Set task: Extract all of the data and reproduce it precisely.

---------- Rows ----------

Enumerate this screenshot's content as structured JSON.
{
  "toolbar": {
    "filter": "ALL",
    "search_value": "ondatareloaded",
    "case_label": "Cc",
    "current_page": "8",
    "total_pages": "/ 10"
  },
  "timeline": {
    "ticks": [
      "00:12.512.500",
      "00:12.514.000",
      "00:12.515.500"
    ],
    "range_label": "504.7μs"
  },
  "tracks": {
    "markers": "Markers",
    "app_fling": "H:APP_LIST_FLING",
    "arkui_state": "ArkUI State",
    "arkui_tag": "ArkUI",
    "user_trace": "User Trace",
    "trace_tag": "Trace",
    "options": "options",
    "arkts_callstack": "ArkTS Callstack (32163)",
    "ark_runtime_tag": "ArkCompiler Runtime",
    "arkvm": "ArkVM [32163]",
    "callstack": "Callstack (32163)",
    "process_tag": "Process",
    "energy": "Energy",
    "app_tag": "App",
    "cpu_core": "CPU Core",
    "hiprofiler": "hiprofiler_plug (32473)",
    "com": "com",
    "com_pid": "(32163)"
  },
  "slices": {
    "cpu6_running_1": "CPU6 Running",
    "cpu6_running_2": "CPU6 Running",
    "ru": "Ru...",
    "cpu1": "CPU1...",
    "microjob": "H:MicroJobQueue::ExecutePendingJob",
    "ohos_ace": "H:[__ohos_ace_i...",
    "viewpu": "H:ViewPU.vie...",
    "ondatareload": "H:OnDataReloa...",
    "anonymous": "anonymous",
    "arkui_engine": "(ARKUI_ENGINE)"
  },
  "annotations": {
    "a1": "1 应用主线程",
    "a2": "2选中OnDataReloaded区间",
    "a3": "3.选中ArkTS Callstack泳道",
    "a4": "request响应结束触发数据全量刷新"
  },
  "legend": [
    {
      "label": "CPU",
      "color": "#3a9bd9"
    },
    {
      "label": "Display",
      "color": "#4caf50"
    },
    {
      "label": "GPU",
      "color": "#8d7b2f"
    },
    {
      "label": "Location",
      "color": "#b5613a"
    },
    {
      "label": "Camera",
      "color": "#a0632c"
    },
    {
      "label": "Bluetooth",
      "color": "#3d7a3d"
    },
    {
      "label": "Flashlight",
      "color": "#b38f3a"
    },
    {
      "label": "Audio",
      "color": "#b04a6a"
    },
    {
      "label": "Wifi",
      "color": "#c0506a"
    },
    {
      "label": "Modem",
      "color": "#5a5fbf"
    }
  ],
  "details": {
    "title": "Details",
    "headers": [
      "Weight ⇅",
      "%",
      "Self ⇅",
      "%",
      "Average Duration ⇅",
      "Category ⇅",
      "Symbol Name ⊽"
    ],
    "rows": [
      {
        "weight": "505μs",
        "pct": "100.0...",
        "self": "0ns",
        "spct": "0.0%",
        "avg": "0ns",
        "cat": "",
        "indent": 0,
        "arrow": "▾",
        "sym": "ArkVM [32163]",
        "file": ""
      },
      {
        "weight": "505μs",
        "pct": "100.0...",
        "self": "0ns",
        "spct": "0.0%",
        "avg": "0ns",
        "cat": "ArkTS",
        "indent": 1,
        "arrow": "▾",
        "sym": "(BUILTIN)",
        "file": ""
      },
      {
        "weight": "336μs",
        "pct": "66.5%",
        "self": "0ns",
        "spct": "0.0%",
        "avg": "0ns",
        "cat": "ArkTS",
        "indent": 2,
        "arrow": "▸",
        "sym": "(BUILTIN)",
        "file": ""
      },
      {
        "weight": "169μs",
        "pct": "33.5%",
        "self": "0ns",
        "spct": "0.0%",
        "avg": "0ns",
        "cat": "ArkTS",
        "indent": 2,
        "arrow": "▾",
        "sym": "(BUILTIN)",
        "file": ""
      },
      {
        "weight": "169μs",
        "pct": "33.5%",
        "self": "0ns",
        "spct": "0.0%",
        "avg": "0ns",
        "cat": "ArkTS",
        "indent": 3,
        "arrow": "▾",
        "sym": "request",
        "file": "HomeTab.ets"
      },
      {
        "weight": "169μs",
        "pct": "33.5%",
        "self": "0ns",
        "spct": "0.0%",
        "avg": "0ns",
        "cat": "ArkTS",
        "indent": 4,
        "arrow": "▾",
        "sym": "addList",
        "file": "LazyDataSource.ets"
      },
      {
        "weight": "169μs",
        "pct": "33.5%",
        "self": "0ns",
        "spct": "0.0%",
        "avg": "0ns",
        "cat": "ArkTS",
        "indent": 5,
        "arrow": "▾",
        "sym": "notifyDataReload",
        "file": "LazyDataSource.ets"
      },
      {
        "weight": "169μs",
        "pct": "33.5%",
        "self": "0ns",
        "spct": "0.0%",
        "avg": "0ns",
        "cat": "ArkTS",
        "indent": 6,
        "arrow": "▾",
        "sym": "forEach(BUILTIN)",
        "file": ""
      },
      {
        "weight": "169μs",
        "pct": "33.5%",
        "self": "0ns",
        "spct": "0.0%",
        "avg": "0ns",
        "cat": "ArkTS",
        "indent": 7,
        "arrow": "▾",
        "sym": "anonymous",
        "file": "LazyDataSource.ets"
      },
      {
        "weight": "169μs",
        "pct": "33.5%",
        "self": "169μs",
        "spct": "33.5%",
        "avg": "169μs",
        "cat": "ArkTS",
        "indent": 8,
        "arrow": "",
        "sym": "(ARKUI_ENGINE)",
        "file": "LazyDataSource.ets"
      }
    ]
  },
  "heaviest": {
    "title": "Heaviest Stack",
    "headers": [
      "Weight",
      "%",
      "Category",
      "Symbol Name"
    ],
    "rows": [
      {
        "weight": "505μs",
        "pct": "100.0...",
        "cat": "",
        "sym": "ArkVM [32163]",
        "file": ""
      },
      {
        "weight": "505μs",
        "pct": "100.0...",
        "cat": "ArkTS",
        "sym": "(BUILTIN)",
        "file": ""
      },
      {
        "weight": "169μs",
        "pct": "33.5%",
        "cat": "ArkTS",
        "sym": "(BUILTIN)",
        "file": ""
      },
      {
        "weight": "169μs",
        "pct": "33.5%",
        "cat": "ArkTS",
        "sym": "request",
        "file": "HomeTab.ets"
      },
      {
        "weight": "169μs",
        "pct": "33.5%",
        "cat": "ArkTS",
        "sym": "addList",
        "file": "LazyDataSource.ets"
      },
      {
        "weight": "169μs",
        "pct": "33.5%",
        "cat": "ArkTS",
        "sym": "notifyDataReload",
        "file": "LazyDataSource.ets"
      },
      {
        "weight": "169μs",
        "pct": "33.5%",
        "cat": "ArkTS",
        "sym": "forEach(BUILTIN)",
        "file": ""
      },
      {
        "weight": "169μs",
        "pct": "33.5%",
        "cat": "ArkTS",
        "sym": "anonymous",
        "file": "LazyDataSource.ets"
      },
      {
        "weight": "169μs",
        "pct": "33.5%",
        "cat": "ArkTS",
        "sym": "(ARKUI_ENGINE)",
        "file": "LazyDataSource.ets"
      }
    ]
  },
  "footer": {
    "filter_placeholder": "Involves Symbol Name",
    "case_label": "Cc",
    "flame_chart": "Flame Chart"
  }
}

----------

Final result:
Enumerate this screenshot's content as structured JSON.
{
  "toolbar": {
    "filter": "ALL",
    "search_value": "ondatareloaded",
    "case_label": "Cc",
    "current_page": "8",
    "total_pages": "/ 10"
  },
  "timeline": {
    "ticks": [
      "00:12.512.500",
      "00:12.514.000",
      "00:12.515.500"
    ],
    "range_label": "504.7μs"
  },
  "tracks": {
    "markers": "Markers",
    "app_fling": "H:APP_LIST_FLING",
    "arkui_state": "ArkUI State",
    "arkui_tag": "ArkUI",
    "user_trace": "User Trace",
    "trace_tag": "Trace",
    "options": "options",
    "arkts_callstack": "ArkTS Callstack (32163)",
    "ark_runtime_tag": "ArkCompiler Runtime",
    "arkvm": "ArkVM [32163]",
    "callstack": "Callstack (32163)",
    "process_tag": "Process",
    "energy": "Energy",
    "app_tag": "App",
    "cpu_core": "CPU Core",
    "hiprofiler": "hiprofiler_plug (32473)",
    "com": "com",
    "com_pid": "(32163)"
  },
  "slices": {
    "cpu6_running_1": "CPU6 Running",
    "cpu6_running_2": "CPU6 Running",
    "ru": "Ru...",
    "cpu1": "CPU1...",
    "microjob": "H:MicroJobQueue::ExecutePendingJob",
    "ohos_ace": "H:[__ohos_ace_i...",
    "viewpu": "H:ViewPU.vie...",
    "ondatareload": "H:OnDataReloa...",
    "anonymous": "anonymous",
    "arkui_engine": "(ARKUI_ENGINE)"
  },
  "annotations": {
    "a1": "1 应用主线程",
    "a2": "2选中OnDataReloaded区间",
    "a3": "3.选中ArkTS Callstack泳道",
    "a4": "request响应结束触发数据全量刷新"
  },
  "legend": [
    {
      "label": "CPU",
      "color": "#3a9bd9"
    },
    {
      "label": "Display",
      "color": "#4caf50"
    },
    {
      "label": "GPU",
      "color": "#8d7b2f"
    },
    {
      "label": "Location",
      "color": "#b5613a"
    },
    {
      "label": "Camera",
      "color": "#a0632c"
    },
    {
      "label": "Bluetooth",
      "color": "#3d7a3d"
    },
    {
      "label": "Flashlight",
      "color": "#b38f3a"
    },
    {
      "label": "Audio",
      "color": "#b04a6a"
    },
    {
      "label": "Wifi",
      "color": "#c0506a"
    },
    {
      "label": "Modem",
      "color": "#5a5fbf"
    }
  ],
  "details": {
    "title": "Details",
    "headers": [
      "Weight ⇅",
      "%",
      "Self ⇅",
      "%",
      "Average Duration ⇅",
      "Category ⇅",
      "Symbol Name ⊽"
    ],
    "rows": [
      {
        "weight": "505μs",
        "pct": "100.0...",
        "self": "0ns",
        "spct": "0.0%",
        "avg": "0ns",
        "cat": "",
        "indent": 0,
        "arrow": "▾",
        "sym": "ArkVM [32163]",
        "file": ""
      },
      {
        "weight": "505μs",
        "pct": "100.0...",
        "self": "0ns",
        "spct": "0.0%",
        "avg": "0ns",
        "cat": "ArkTS",
        "indent": 1,
        "arrow": "▾",
        "sym": "(BUILTIN)",
        "file": ""
      },
      {
        "weight": "336μs",
        "pct": "66.5%",
        "self": "0ns",
        "spct": "0.0%",
        "avg": "0ns",
        "cat": "ArkTS",
        "indent": 2,
        "arrow": "▸",
        "sym": "(BUILTIN)",
        "file": ""
      },
      {
        "weight": "169μs",
        "pct": "33.5%",
        "self": "0ns",
        "spct": "0.0%",
        "avg": "0ns",
        "cat": "ArkTS",
        "indent": 2,
        "arrow": "▾",
        "sym": "(BUILTIN)",
        "file": ""
      },
      {
        "weight": "169μs",
        "pct": "33.5%",
        "self": "0ns",
        "spct": "0.0%",
        "avg": "0ns",
        "cat": "ArkTS",
        "indent": 3,
        "arrow": "▾",
        "sym": "request",
        "file": "HomeTab.ets"
      },
      {
        "weight": "169μs",
        "pct": "33.5%",
        "self": "0ns",
        "spct": "0.0%",
        "avg": "0ns",
        "cat": "ArkTS",
        "indent": 4,
        "arrow": "▾",
        "sym": "addList",
        "file": "LazyDataSource.ets"
      },
      {
        "weight": "169μs",
        "pct": "33.5%",
        "self": "0ns",
        "spct": "0.0%",
        "avg": "0ns",
        "cat": "ArkTS",
        "indent": 5,
        "arrow": "▾",
        "sym": "notifyDataReload",
        "file": "LazyDataSource.ets"
      },
      {
        "weight": "169μs",
        "pct": "33.5%",
        "self": "0ns",
        "spct": "0.0%",
        "avg": "0ns",
        "cat": "ArkTS",
        "indent": 6,
        "arrow": "▾",
        "sym": "forEach(BUILTIN)",
        "file": ""
      },
      {
        "weight": "169μs",
        "pct": "33.5%",
        "self": "0ns",
        "spct": "0.0%",
        "avg": "0ns",
        "cat": "ArkTS",
        "indent": 7,
        "arrow": "▾",
        "sym": "anonymous",
        "file": "LazyDataSource.ets"
      },
      {
        "weight": "169μs",
        "pct": "33.5%",
        "self": "169μs",
        "spct": "33.5%",
        "avg": "169μs",
        "cat": "ArkTS",
        "indent": 8,
        "arrow": "",
        "sym": "(ARKUI_ENGINE)",
        "file": "LazyDataSource.ets"
      }
    ]
  },
  "heaviest": {
    "title": "Heaviest Stack",
    "headers": [
      "Weight",
      "%",
      "Category",
      "Symbol Name"
    ],
    "rows": [
      {
        "weight": "505μs",
        "pct": "100.0...",
        "cat": "",
        "sym": "ArkVM [32163]",
        "file": ""
      },
      {
        "weight": "505μs",
        "pct": "100.0...",
        "cat": "ArkTS",
        "sym": "(BUILTIN)",
        "file": ""
      },
      {
        "weight": "169μs",
        "pct": "33.5%",
        "cat": "ArkTS",
        "sym": "(BUILTIN)",
        "file": ""
      },
      {
        "weight": "169μs",
        "pct": "33.5%",
        "cat": "ArkTS",
        "sym": "request",
        "file": "HomeTab.ets"
      },
      {
        "weight": "169μs",
        "pct": "33.5%",
        "cat": "ArkTS",
        "sym": "addList",
        "file": "LazyDataSource.ets"
      },
      {
        "weight": "169μs",
        "pct": "33.5%",
        "cat": "ArkTS",
        "sym": "notifyDataReload",
        "file": "LazyDataSource.ets"
      },
      {
        "weight": "169μs",
        "pct": "33.5%",
        "cat": "ArkTS",
        "sym": "forEach(BUILTIN)",
        "file": ""
      },
      {
        "weight": "169μs",
        "pct": "33.5%",
        "cat": "ArkTS",
        "sym": "anonymous",
        "file": "LazyDataSource.ets"
      },
      {
        "weight": "169μs",
        "pct": "33.5%",
        "cat": "ArkTS",
        "sym": "(ARKUI_ENGINE)",
        "file": "LazyDataSource.ets"
      }
    ]
  },
  "footer": {
    "filter_placeholder": "Involves Symbol Name",
    "case_label": "Cc",
    "flame_chart": "Flame Chart"
  }
}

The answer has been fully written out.